Text:
_ _ _ _ _

Archive for April, 2012

Banos Hot Baths

There are two “towns” named Banos in Ecuador.  Both are known for their hot mineral baths, the smaller of the two towns is only 8 kilometers outside of Cuenca, so we planned a day trip with our friends.
We were able to get there on a local city bus, the cost for our transporation was 25 cents from the city center.  We walked down the dusty streets of Banos, made a left, and there was this beautiful oasis, Piedre de Agua Day Spa. It appears as though the place was carved out of the mountian, it is beautiful!! For an entrance fee of $10.00 we had access to three pools and the steam room.  The Spa provides lots of other services;  pools, mud baths, massages, those funny little boxes you sit in and only your head sticks out, subterranean baths, etc.,  but the price shot up to $30.00 per person, so we thought we would check out the basic package for our first visit.

_ _ _ _ _

Source records:
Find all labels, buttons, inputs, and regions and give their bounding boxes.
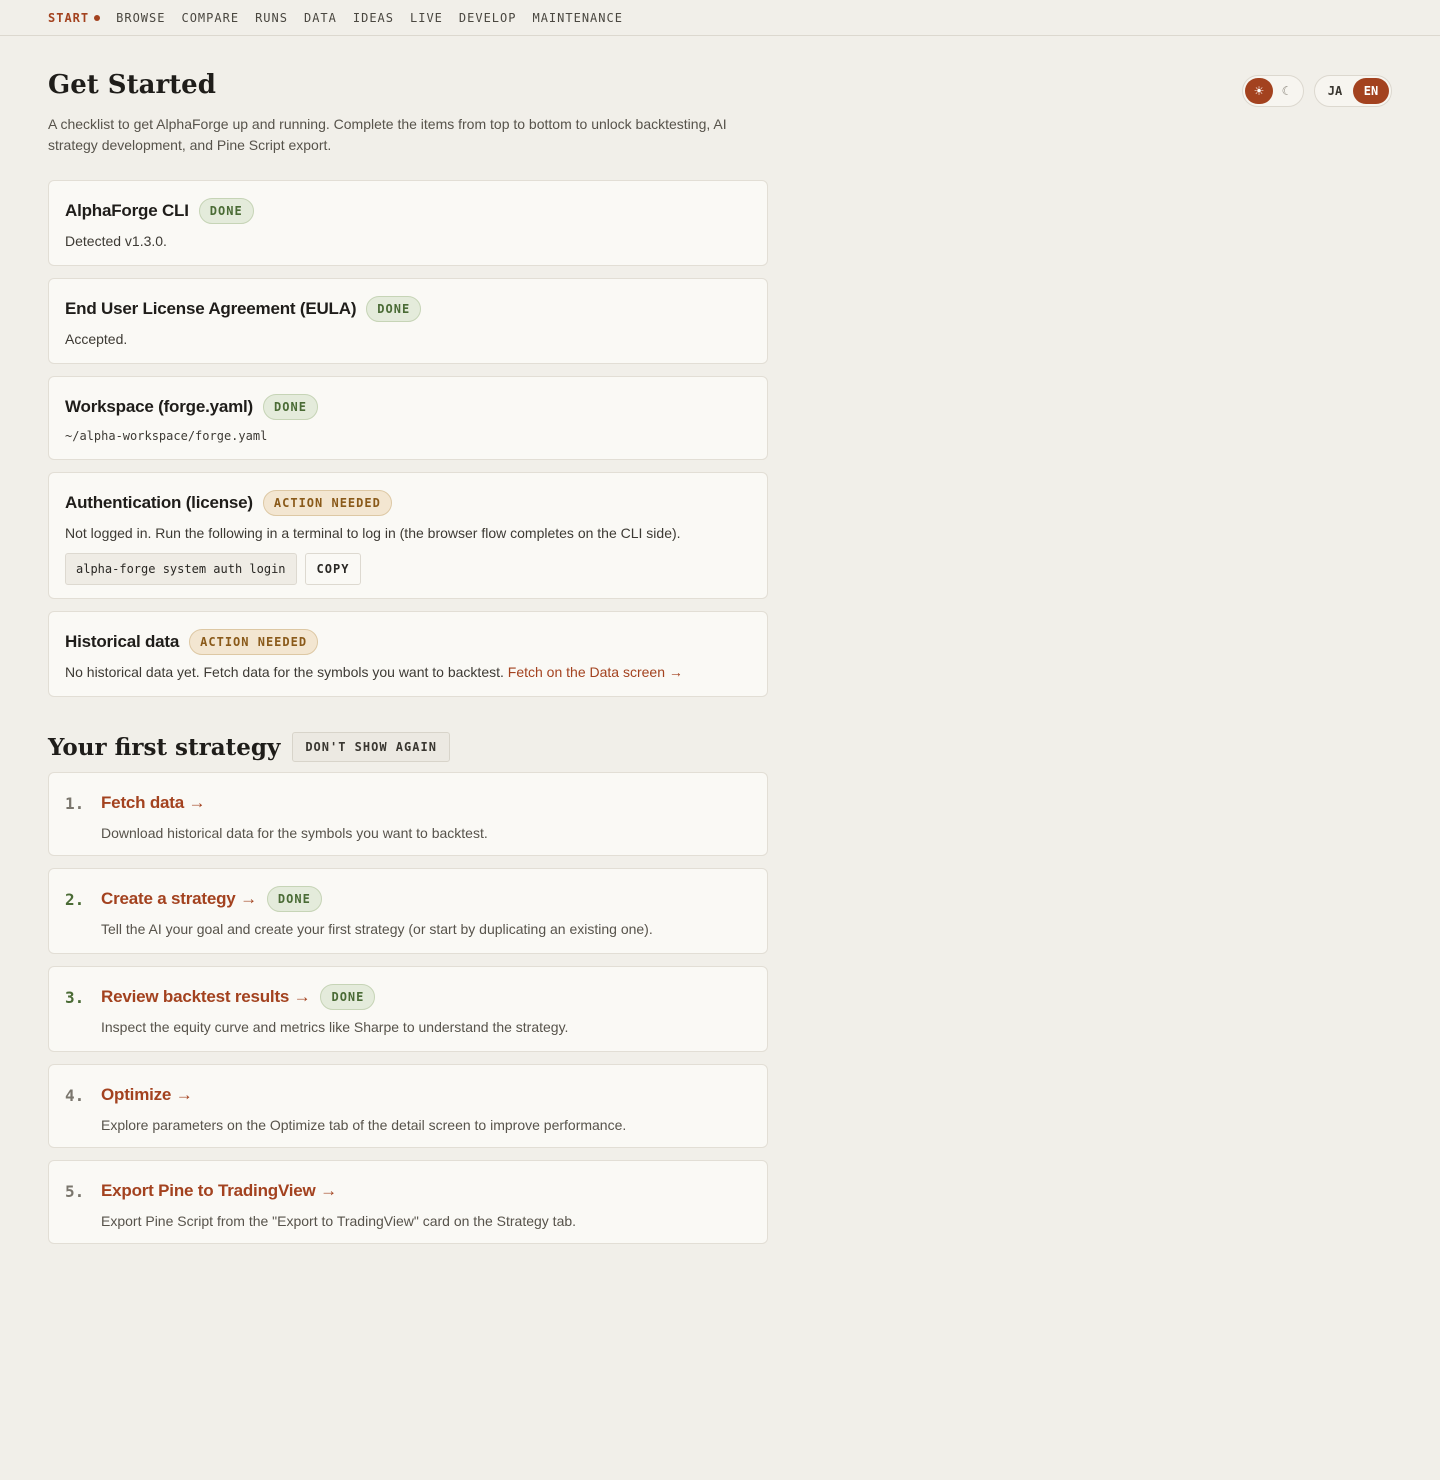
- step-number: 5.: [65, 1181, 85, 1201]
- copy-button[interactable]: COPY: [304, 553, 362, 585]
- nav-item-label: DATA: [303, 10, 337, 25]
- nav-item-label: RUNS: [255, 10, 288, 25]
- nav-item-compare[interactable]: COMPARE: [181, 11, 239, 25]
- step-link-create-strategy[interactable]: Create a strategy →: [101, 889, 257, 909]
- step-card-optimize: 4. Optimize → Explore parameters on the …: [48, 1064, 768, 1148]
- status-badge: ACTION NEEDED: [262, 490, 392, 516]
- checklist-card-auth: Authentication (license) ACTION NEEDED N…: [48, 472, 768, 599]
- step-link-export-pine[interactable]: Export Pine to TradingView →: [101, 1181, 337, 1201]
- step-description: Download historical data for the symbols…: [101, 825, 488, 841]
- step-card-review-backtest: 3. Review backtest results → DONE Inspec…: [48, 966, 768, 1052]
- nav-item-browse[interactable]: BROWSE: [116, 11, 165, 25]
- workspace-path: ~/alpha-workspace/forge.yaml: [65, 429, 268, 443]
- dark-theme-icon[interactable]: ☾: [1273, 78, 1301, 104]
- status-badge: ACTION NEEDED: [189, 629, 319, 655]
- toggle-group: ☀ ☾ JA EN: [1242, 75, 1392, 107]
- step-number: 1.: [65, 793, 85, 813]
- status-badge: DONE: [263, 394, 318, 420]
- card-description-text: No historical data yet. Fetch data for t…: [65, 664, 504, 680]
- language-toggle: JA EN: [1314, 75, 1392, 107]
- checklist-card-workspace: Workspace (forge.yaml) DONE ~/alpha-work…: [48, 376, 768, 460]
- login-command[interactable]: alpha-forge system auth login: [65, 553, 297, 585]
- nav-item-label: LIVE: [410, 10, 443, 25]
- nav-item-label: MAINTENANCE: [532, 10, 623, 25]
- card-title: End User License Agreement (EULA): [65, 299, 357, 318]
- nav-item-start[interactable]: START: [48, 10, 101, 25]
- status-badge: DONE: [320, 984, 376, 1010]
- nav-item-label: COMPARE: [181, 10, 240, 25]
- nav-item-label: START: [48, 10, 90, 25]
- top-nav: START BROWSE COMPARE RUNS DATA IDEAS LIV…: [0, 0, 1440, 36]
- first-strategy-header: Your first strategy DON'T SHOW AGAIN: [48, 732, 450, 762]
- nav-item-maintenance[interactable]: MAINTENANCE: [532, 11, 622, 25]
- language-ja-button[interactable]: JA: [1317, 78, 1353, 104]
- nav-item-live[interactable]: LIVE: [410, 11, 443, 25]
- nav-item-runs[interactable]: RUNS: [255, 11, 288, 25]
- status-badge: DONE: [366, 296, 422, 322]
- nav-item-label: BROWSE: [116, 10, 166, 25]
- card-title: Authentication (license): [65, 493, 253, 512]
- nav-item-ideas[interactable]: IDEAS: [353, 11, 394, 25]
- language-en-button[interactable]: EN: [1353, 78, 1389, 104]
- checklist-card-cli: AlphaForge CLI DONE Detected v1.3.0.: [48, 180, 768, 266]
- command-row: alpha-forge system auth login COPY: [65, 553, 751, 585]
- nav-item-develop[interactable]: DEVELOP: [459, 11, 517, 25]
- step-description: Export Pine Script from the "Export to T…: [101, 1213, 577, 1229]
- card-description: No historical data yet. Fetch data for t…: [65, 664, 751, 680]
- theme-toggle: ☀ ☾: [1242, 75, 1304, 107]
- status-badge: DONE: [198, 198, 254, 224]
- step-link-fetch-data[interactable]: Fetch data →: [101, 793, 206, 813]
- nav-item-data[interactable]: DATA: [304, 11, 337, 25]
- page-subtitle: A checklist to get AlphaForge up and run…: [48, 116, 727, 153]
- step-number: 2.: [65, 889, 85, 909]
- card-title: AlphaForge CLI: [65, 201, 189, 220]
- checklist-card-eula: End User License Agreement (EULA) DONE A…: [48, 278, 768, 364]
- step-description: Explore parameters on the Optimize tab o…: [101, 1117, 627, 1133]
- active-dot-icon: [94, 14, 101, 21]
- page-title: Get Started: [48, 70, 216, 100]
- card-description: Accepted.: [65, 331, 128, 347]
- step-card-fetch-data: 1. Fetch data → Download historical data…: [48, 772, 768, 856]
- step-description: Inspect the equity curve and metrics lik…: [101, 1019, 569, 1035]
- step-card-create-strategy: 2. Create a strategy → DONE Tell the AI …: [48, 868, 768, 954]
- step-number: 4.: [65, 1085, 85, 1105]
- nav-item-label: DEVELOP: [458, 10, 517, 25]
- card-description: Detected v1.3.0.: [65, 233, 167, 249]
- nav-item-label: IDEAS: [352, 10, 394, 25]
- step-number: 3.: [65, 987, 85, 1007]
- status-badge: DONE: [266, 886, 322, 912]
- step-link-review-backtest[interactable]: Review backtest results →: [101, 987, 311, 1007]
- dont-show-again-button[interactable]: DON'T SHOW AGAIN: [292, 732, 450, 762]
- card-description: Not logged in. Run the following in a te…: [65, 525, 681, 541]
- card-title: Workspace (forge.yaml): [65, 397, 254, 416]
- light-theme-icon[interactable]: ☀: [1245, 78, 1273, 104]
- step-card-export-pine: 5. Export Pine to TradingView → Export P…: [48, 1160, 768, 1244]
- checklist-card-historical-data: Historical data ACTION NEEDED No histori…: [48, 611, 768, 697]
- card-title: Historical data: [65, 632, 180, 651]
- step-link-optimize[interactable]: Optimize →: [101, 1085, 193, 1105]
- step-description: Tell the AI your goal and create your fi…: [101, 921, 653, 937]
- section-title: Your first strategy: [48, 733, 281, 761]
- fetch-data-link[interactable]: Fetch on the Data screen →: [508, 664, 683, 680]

_ _ _ _ _

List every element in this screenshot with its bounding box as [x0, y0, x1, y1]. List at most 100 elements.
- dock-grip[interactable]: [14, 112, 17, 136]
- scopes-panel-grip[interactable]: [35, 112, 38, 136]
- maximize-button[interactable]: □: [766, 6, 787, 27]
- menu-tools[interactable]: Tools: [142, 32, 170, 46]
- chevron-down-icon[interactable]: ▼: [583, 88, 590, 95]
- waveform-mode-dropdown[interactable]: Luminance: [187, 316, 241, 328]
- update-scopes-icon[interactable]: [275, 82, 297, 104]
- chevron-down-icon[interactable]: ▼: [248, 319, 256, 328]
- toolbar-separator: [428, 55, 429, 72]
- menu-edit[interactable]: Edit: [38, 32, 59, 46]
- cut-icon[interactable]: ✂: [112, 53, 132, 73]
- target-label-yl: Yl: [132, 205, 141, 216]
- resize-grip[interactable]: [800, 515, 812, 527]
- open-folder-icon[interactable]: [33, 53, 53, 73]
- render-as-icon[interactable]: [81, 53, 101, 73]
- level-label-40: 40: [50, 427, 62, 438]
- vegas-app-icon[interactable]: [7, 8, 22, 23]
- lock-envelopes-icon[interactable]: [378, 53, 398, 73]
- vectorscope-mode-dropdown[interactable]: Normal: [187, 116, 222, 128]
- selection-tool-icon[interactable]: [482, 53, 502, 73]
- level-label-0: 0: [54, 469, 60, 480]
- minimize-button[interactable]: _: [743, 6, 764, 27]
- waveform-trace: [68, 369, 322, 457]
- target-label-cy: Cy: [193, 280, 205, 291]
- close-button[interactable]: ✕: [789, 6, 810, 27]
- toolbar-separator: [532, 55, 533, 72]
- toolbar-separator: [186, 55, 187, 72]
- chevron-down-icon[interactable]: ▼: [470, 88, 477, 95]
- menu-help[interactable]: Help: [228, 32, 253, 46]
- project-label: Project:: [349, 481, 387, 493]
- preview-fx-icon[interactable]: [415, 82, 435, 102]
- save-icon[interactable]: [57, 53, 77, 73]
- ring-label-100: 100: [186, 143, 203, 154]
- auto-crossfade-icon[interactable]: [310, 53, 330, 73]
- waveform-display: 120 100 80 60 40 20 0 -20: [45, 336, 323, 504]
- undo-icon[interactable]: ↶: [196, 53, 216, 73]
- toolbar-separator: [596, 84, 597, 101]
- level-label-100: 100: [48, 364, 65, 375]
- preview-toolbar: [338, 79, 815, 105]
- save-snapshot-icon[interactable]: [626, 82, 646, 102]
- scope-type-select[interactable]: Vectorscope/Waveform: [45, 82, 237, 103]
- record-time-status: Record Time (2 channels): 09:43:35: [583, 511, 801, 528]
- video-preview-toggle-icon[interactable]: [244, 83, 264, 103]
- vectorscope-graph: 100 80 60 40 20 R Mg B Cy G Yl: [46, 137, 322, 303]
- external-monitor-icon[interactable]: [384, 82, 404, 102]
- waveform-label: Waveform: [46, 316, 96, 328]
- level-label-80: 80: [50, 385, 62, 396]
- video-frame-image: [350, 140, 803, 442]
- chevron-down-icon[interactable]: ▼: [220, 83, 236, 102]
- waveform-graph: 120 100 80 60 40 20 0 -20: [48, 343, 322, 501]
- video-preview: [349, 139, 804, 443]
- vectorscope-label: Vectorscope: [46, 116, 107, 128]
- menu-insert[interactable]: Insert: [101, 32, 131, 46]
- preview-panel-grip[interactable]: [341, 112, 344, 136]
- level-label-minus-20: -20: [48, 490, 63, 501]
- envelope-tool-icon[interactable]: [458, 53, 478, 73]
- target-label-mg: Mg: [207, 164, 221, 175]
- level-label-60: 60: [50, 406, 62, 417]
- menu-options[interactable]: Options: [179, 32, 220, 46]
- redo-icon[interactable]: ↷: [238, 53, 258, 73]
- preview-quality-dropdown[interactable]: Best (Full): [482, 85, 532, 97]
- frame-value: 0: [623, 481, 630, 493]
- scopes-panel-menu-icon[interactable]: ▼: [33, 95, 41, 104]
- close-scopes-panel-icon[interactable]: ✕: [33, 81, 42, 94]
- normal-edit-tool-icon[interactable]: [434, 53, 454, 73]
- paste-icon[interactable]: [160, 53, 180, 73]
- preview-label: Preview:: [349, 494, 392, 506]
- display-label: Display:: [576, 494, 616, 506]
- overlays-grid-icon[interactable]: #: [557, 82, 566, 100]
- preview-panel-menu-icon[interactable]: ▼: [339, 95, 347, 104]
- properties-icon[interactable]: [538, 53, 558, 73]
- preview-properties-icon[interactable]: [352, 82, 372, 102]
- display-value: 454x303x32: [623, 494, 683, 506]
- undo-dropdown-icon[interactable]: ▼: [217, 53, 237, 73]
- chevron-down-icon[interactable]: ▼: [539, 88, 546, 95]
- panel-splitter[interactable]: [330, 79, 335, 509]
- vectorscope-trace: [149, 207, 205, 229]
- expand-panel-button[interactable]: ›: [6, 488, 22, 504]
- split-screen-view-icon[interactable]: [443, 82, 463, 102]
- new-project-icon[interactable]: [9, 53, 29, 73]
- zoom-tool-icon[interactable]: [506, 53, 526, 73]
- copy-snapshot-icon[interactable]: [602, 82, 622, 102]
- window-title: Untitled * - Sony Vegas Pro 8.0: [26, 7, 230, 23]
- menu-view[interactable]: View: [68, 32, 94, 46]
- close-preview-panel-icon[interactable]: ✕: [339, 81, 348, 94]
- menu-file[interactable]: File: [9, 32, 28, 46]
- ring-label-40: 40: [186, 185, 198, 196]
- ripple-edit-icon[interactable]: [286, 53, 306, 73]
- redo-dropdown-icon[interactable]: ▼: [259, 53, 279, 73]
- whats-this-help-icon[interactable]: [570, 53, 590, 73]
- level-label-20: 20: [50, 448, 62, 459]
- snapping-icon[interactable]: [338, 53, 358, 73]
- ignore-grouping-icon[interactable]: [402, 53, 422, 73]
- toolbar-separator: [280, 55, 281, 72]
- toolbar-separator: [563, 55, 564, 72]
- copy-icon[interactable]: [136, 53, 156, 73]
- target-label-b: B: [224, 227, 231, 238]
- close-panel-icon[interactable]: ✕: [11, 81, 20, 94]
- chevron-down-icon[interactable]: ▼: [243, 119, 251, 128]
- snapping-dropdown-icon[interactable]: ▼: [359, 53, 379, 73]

_ _ _ _ _

Complete the following:
- A) In the Banos hot baths post, reproduce the passage from "There are two" to "our first visit.", substituting "short excursion" for "day trip".
- B) Name every amount of money given in the Banos hot baths post.
- C) Write the next part of the Banos hot baths post, picking up after its final sentence.
The data are independent material with no connection to the text.

Answers for the tasks:
- A)
There are two “towns” named Banos in Ecuador.  Both are known for their hot mineral baths, the smaller of the two towns is only 8 kilometers outside of Cuenca, so we planned a short excursion with our friends.
We were able to get there on a local city bus, the cost for our transporation was 25 cents from the city center.  We walked down the dusty streets of Banos, made a left, and there was this beautiful oasis, Piedre de Agua Day Spa. It appears as though the place was carved out of the mountian, it is beautiful!! For an entrance fee of $10.00 we had access to three pools and the steam room.  The Spa provides lots of other services;  pools, mud baths, massages, those funny little boxes you sit in and only your head sticks out, subterranean baths, etc.,  but the price shot up to $30.00 per person, so we thought we would check out the basic package for our first visit.

- B) 25 cents, $10.00, $30.00

- C)
The enclosed dining area.

We arrived at 11:00 a.m. on a Thursday, and we basically had the place to ourselves.

The Mud Bath area

One of the assorted pools.

Next to the main hot pool is a smaller, warmer pool, next to that was one that was ICE cold.  None of us ventured into the cold one.  Behind the deck chairs there were two outdoor showers.  One guy must have gone in and out of the showers about ten times.  There were also private showers in the changing area.
The weather cooperated, we had sunshine.
After our lovely soak, we ate lunch in the tents rather than the enclosed area.  The meal was delicious, and the setting was spectacular.
Check out my pineapple juice, unbelievably refreshing.

Our view during lunch.

The surrounding gardens were beautiful.  I love these flowers, they grow wild everywhere here. 
There are walkng paths around the facility, and we noticed this hanging on a stone.
Area where the subterranean baths/ pools were located.
We spent an afternoon at Piedre De Agua, the pools were great and relaxing.  The food was fantastic, and the setting was unbelievable.
We will definitely spend many more afternoons there.
It seems that hats are a huge part of the culture here.  A few weeks ago vendors set up stalls to sell items for the Foundation Day Celebration.  We came across these cool hats.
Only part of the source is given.